Schneller, als dem Zuschauer lieb ist, versinkt das Pferd Artax (Tina Eberhardt) in den Sümpfen der Traurigkeit. Held Atreyu (Leyla Bischoff) kann nicht helfen. (Foto: Anna-Maria Löffelberger)

Vielleicht war damit sein Weg geebnet, am Theater eigene Welten zu erschaffen; auf jeden Fall aber brachte ihn die jugendliche Prägung dazu, sofort Feuer und Flamme zu sein, noch bevor "Die unendliche Geschichte" auf dem Stückemarkt war. Und das hat durchaus gedauert. Zwar gab es schon 1980 ein Hörbuch und danach einige Hörspiele, nach Endes Tod im Jahr 1995 kam ein Ballett heraus (1999) und eine Oper (2004), aber eine offizielle, lizensierte Bühnenfassung gab es nicht. "Viele wollten aus dem Stoff alles Mögliche machen", erklärt von Maldeghem, "es wurden etliche Skripte in die Welt gesetzt. Aber Endes Erben wollten das alles nicht." Nur die erwachsene, psychologische Fassung, die sich der Dramaturg und Dramatiker John von Düffel (Thalia Theater, Deutsches Theater Berlin) 2021 ausgedacht hatte, faszinierte sie, und sie ließen ihn als Einzigen machen.

Auflistung
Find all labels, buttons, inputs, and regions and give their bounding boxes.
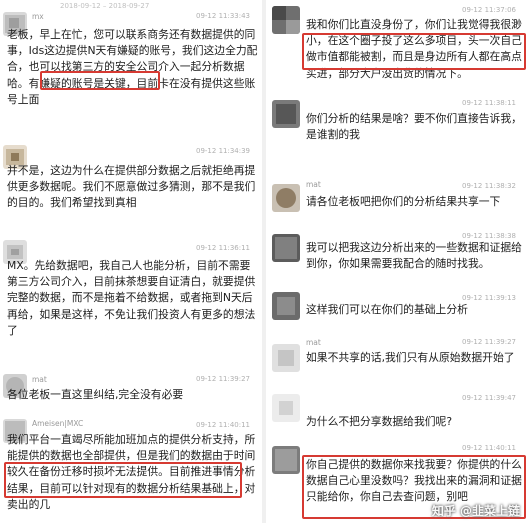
sender-name: mat: [32, 375, 47, 384]
watermark: 知乎 @韭菜上链: [431, 504, 520, 518]
message-time: 09-12 11:38:32: [462, 182, 517, 190]
chat-message: 09-12 11:38:11 你们分析的结果是啥？要不你们直接告诉我，是谁割的我: [266, 95, 528, 170]
message-text: 并不是，这边为什么在提供部分数据之后就拒绝再提供更多数据呢。我们不愿意做过多猜测…: [7, 164, 256, 210]
message-time: 09-12 11:40:11: [196, 421, 251, 429]
avatar[interactable]: [272, 446, 300, 474]
sender-name: mat: [306, 338, 321, 347]
message-time: 09-12 11:37:06: [462, 6, 517, 14]
chat-message: 09-12 11:36:11 MX。先给数据吧，我自己人也能分析，目前不需要第三…: [0, 240, 262, 370]
message-time: 09-12 11:39:47: [462, 394, 517, 402]
message-text: 为什么不把分享数据给我们呢?: [306, 415, 453, 428]
chat-message: mx 09-12 11:33:43 老板，早上在忙，您可以联系商务还有数据提供的…: [0, 10, 262, 135]
chat-message: 09-12 11:37:06 我和你们比直没身份了，你们让我觉得我很渺小，在这个…: [266, 2, 528, 102]
top-date-range: 2018-09-12 – 2018-09-27: [60, 2, 150, 10]
message-text: 各位老板一直这里纠结,完全没有必要: [7, 388, 184, 401]
avatar[interactable]: [272, 6, 300, 34]
right-chat-panel: 09-12 11:37:06 我和你们比直没身份了，你们让我觉得我很渺小，在这个…: [266, 0, 528, 523]
message-text: 我可以把我这边分析出来的一些数据和证据给到你，你如果需要我配合的随时找我。: [306, 241, 522, 271]
avatar[interactable]: [272, 234, 300, 262]
highlight-box: [40, 71, 160, 90]
avatar[interactable]: [272, 344, 300, 372]
chat-message: 09-12 11:34:39 并不是，这边为什么在提供部分数据之后就拒绝再提供更…: [0, 143, 262, 243]
avatar[interactable]: [272, 292, 300, 320]
chat-message: 09-12 11:39:47 为什么不把分享数据给我们呢?: [266, 390, 528, 438]
message-time: 09-12 11:38:11: [462, 99, 517, 107]
avatar[interactable]: [272, 184, 300, 212]
sender-name: mat: [306, 180, 321, 189]
message-text: 老板，早上在忙，您可以联系商务还有数据提供的同事，Ids这边提供N天有嫌疑的账号…: [7, 28, 258, 106]
chat-message: mat 09-12 11:39:27 各位老板一直这里纠结,完全没有必要: [0, 373, 262, 413]
message-time: 09-12 11:39:27: [462, 338, 517, 346]
chat-message: 09-12 11:38:38 我可以把我这边分析出来的一些数据和证据给到你，你如…: [266, 228, 528, 298]
message-time: 09-12 11:36:11: [196, 244, 251, 252]
message-time: 09-12 11:33:43: [196, 12, 251, 20]
chat-message: 09-12 11:39:13 这样我们可以在你们的基础上分析: [266, 290, 528, 332]
highlight-box: [302, 33, 526, 70]
avatar[interactable]: [272, 394, 300, 422]
message-text: 如果不共享的话,我们只有从原始数据开始了: [306, 351, 515, 364]
message-time: 09-12 11:34:39: [196, 147, 251, 155]
highlight-box: [4, 462, 242, 498]
message-text: 请各位老板吧把你们的分析结果共享一下: [306, 195, 501, 208]
left-chat-panel: 2018-09-12 – 2018-09-27 mx 09-12 11:33:4…: [0, 0, 262, 523]
avatar[interactable]: [272, 100, 300, 128]
message-text: MX。先给数据吧，我自己人也能分析，目前不需要第三方公司介入，目前抹茶想要自证清…: [7, 259, 256, 337]
message-time: 09-12 11:40:11: [462, 444, 517, 452]
sender-name: Ameisen|MXC: [32, 419, 84, 428]
chat-message: mat 09-12 11:39:27 如果不共享的话,我们只有从原始数据开始了: [266, 336, 528, 386]
message-time: 09-12 11:39:27: [196, 375, 251, 383]
sender-name: mx: [32, 12, 44, 21]
message-text: 你们分析的结果是啥？要不你们直接告诉我，是谁割的我: [306, 112, 522, 142]
chat-message: Ameisen|MXC 09-12 11:40:11 我们平台一直竭尽所能加班加…: [0, 417, 262, 523]
message-text: 这样我们可以在你们的基础上分析: [306, 303, 468, 316]
chat-message: mat 09-12 11:38:32 请各位老板吧把你们的分析结果共享一下: [266, 178, 528, 228]
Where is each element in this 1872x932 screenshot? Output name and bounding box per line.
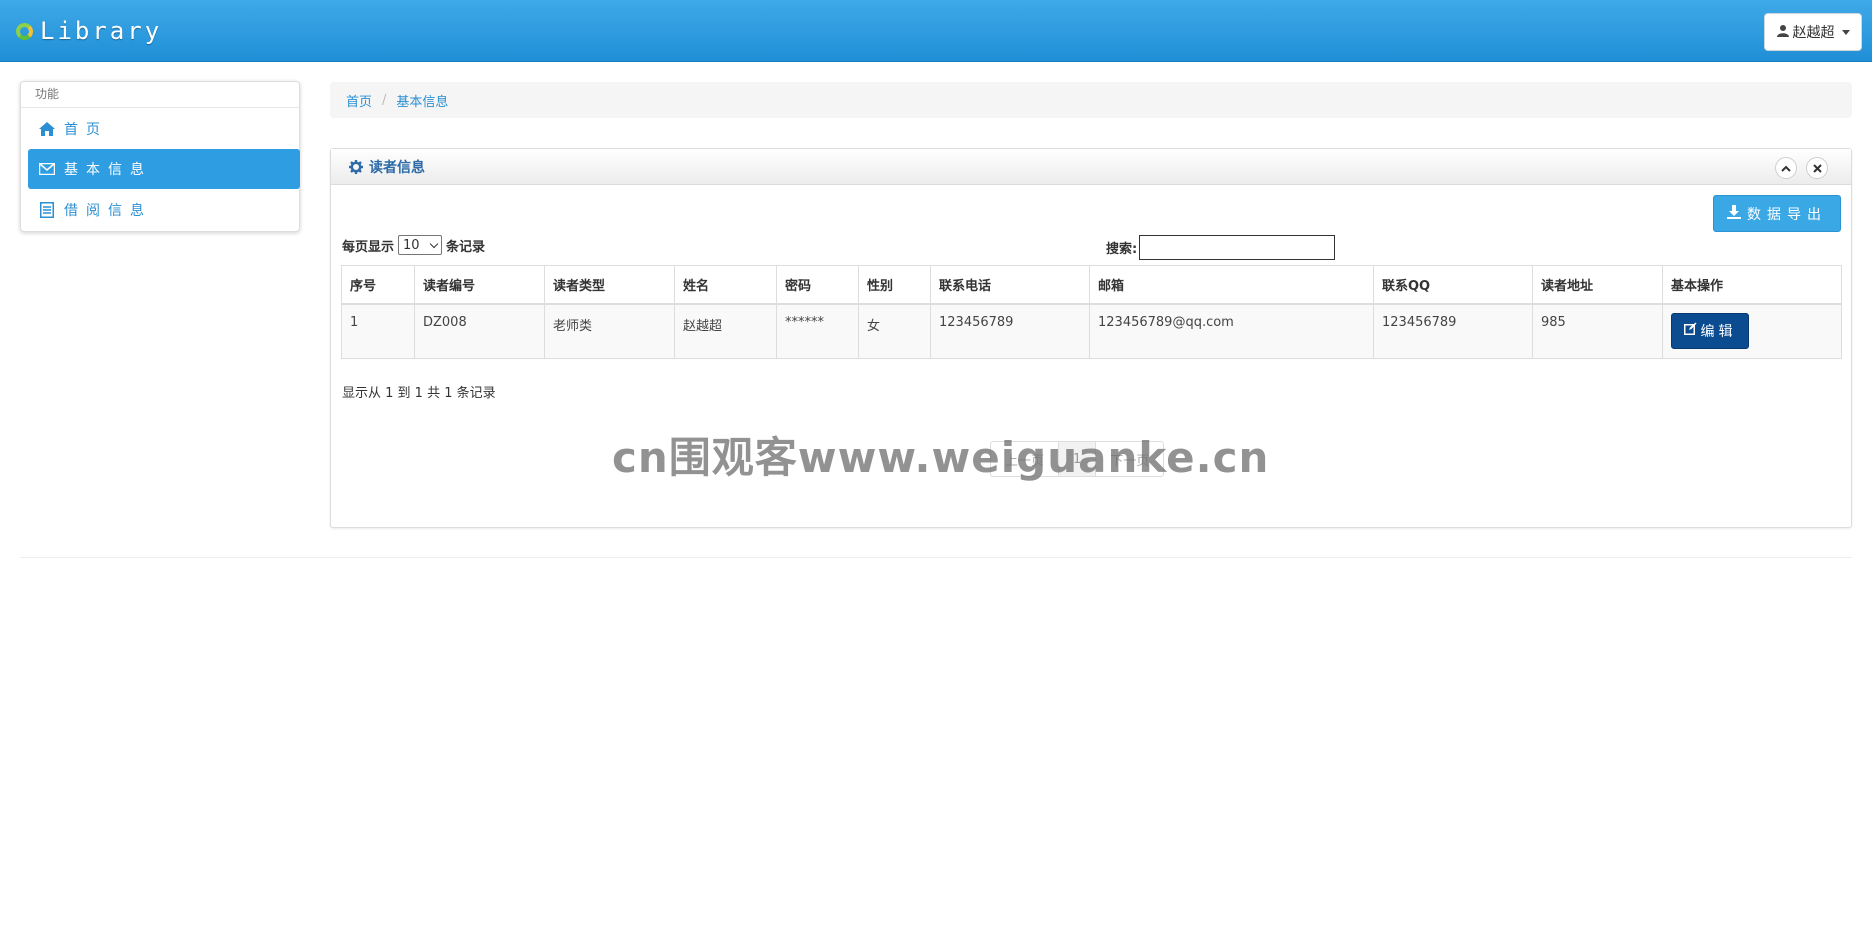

Aufgabenstellung
Kannst du aus dem Text zur Bühnenfassung wörtlich die Passage zitieren, die bei den Worten „Vielleicht war damit“ einsetzt und nach „ihn als Einzigen machen.“ endet? Die Auflistung ist eigenständiges Material und gehört nicht zum Text zur Bühnenfassung.

Erwartete Antwort
Vielleicht war damit sein Weg geebnet, am Theater eigene Welten zu erschaffen; auf jeden Fall aber brachte ihn die jugendliche Prägung dazu, sofort Feuer und Flamme zu sein, noch bevor "Die unendliche Geschichte" auf dem Stückemarkt war. Und das hat durchaus gedauert. Zwar gab es schon 1980 ein Hörbuch und danach einige Hörspiele, nach Endes Tod im Jahr 1995 kam ein Ballett heraus (1999) und eine Oper (2004), aber eine offizielle, lizensierte Bühnenfassung gab es nicht. "Viele wollten aus dem Stoff alles Mögliche machen", erklärt von Maldeghem, "es wurden etliche Skripte in die Welt gesetzt. Aber Endes Erben wollten das alles nicht." Nur die erwachsene, psychologische Fassung, die sich der Dramaturg und Dramatiker John von Düffel (Thalia Theater, Deutsches Theater Berlin) 2021 ausgedacht hatte, faszinierte sie, und sie ließen ihn als Einzigen machen.